(Data records)
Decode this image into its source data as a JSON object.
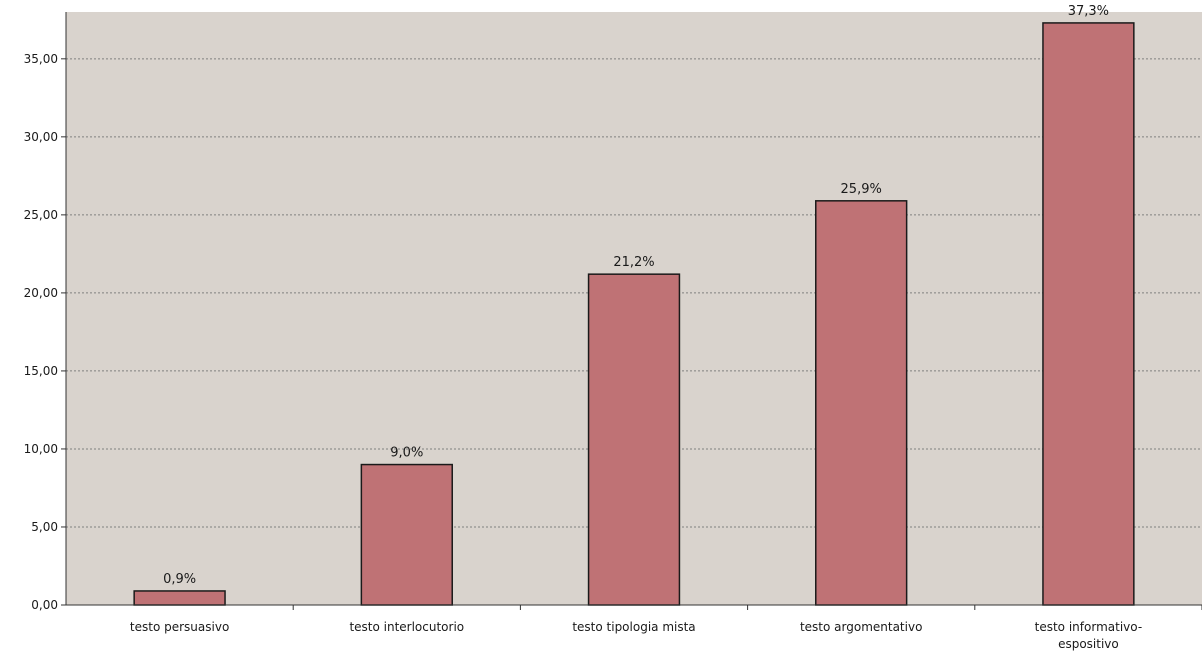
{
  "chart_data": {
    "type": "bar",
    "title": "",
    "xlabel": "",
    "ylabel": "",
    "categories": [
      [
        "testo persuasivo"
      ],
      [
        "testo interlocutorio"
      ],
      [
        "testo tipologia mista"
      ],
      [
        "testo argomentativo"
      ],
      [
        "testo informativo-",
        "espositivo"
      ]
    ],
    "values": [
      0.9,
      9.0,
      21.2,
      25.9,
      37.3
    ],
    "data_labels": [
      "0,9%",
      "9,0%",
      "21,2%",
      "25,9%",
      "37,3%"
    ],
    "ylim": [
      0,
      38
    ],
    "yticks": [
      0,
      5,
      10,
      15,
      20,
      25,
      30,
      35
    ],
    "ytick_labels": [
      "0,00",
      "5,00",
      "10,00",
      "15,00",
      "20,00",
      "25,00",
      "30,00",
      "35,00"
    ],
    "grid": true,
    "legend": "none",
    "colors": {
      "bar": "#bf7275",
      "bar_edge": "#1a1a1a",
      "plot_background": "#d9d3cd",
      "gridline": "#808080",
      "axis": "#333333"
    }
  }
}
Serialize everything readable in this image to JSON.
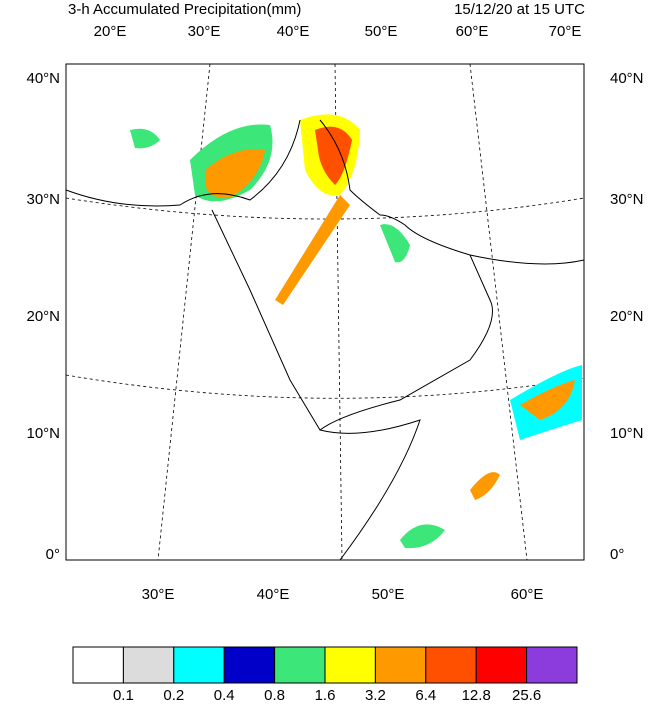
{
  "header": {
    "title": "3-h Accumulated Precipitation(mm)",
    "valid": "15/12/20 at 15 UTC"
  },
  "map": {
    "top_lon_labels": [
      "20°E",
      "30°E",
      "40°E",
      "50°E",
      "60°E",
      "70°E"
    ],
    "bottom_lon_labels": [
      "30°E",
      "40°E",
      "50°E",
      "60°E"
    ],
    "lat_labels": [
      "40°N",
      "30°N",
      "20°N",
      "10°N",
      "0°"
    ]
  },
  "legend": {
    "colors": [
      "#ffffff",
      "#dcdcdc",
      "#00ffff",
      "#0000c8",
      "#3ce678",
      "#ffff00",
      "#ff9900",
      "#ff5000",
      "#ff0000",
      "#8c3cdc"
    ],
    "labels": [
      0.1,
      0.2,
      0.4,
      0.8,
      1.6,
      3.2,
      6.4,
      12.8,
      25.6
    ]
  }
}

Instructions to follow
Keep the pictures out of the copy and return the rest of the data above exactly.

Solution to this task
Decode this image into its source data as a JSON object.
{
  "chart_data": {
    "type": "bar",
    "title": "",
    "xlabel": "",
    "ylabel": "",
    "categories": [
      [
        "testo persuasivo"
      ],
      [
        "testo interlocutorio"
      ],
      [
        "testo tipologia mista"
      ],
      [
        "testo argomentativo"
      ],
      [
        "testo informativo-",
        "espositivo"
      ]
    ],
    "values": [
      0.9,
      9.0,
      21.2,
      25.9,
      37.3
    ],
    "data_labels": [
      "0,9%",
      "9,0%",
      "21,2%",
      "25,9%",
      "37,3%"
    ],
    "ylim": [
      0,
      38
    ],
    "yticks": [
      0,
      5,
      10,
      15,
      20,
      25,
      30,
      35
    ],
    "ytick_labels": [
      "0,00",
      "5,00",
      "10,00",
      "15,00",
      "20,00",
      "25,00",
      "30,00",
      "35,00"
    ],
    "grid": true,
    "legend": "none",
    "colors": {
      "bar": "#bf7275",
      "bar_edge": "#1a1a1a",
      "plot_background": "#d9d3cd",
      "gridline": "#808080",
      "axis": "#333333"
    }
  }
}
Serialize everything readable in this image to JSON.
{
  "header": {
    "title": "3-h Accumulated Precipitation(mm)",
    "valid": "15/12/20 at 15 UTC"
  },
  "map": {
    "top_lon_labels": [
      "20°E",
      "30°E",
      "40°E",
      "50°E",
      "60°E",
      "70°E"
    ],
    "bottom_lon_labels": [
      "30°E",
      "40°E",
      "50°E",
      "60°E"
    ],
    "lat_labels": [
      "40°N",
      "30°N",
      "20°N",
      "10°N",
      "0°"
    ]
  },
  "legend": {
    "colors": [
      "#ffffff",
      "#dcdcdc",
      "#00ffff",
      "#0000c8",
      "#3ce678",
      "#ffff00",
      "#ff9900",
      "#ff5000",
      "#ff0000",
      "#8c3cdc"
    ],
    "labels": [
      0.1,
      0.2,
      0.4,
      0.8,
      1.6,
      3.2,
      6.4,
      12.8,
      25.6
    ]
  }
}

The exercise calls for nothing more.